Your objective >> Filter the entries below, keeping only lines with the word "résztvevők".

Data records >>

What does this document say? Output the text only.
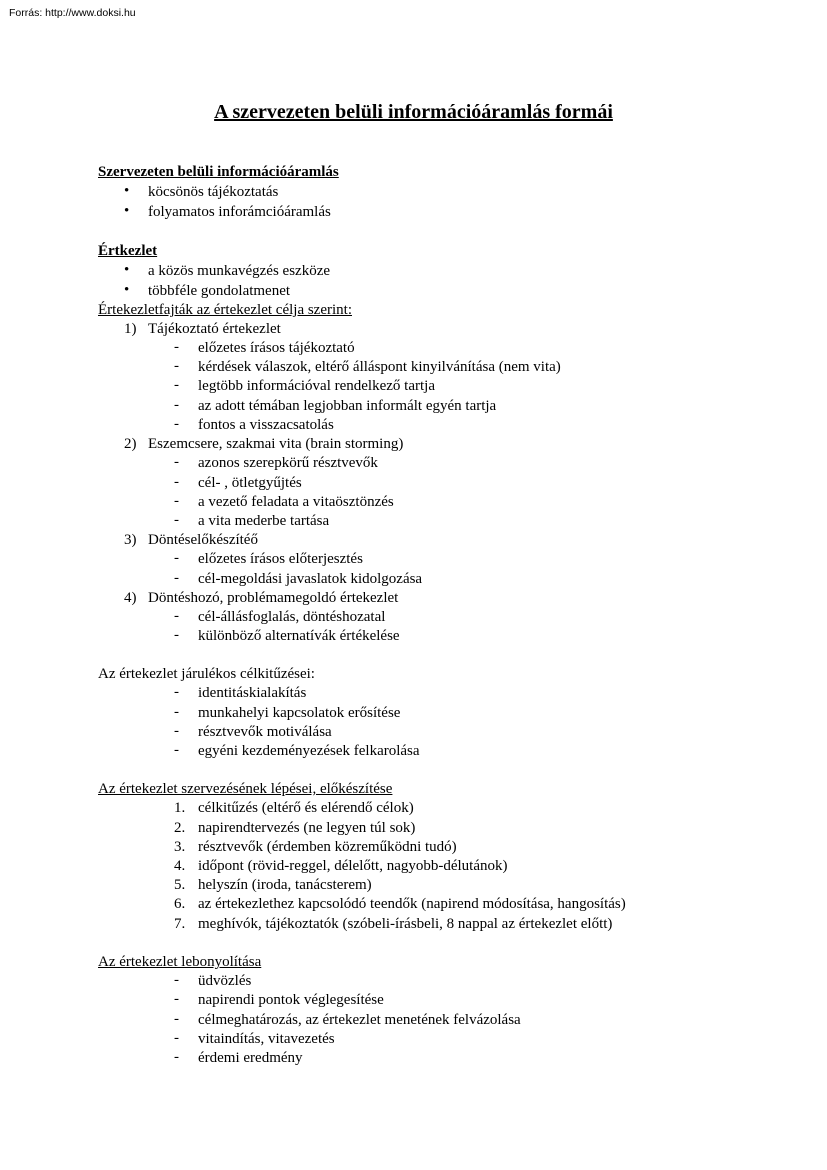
Forrás: http://www.doksi.hu
A szervezeten belüli információáramlás formái
Szervezeten belüli információáramlás
• köcsönös tájékoztatás
• folyamatos inforámcióáramlás
Értkezlet
• a közös munkavégzés eszköze
• többféle gondolatmenet
Értekezletfajták az értekezlet célja szerint:
1) Tájékoztató értekezlet
- előzetes írásos tájékoztató
- kérdések válaszok, eltérő álláspont kinyilvánítása (nem vita)
- legtöbb információval rendelkező tartja
- az adott témában legjobban informált egyén tartja
- fontos a visszacsatolás
2) Eszemcsere, szakmai vita (brain storming)
- azonos szerepkörű résztvevők
- cél- , ötletgyűjtés
- a vezető feladata a vitaösztönzés
- a vita mederbe tartása
3) Döntéselőkészítéő
- előzetes írásos előterjesztés
- cél-megoldási javaslatok kidolgozása
4) Döntéshozó, problémamegoldó értekezlet
- cél-állásfoglalás, döntéshozatal
- különböző alternatívák értékelése
Az értekezlet járulékos célkitűzései:
- identitáskialakítás
- munkahelyi kapcsolatok erősítése
- résztvevők motiválása
- egyéni kezdeményezések felkarolása
Az értekezlet szervezésének lépései, előkészítése
1. célkitűzés (eltérő és elérendő célok)
2. napirendtervezés (ne legyen túl sok)
3. résztvevők (érdemben közreműködni tudó)
4. időpont (rövid-reggel, délelőtt, nagyobb-délutánok)
5. helyszín (iroda, tanácsterem)
6. az értekezlethez kapcsolódó teendők (napirend módosítása, hangosítás)
7. meghívók, tájékoztatók (szóbeli-írásbeli, 8 nappal az értekezlet előtt)
Az értekezlet lebonyolítása
- üdvözlés
- napirendi pontok véglegesítése
- célmeghatározás, az értekezlet menetének felvázolása
- vitaindítás, vitavezetés
- érdemi eredmény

Result >>
- azonos szerepkörű résztvevők
- résztvevők motiválása
3. résztvevők (érdemben közreműködni tudó)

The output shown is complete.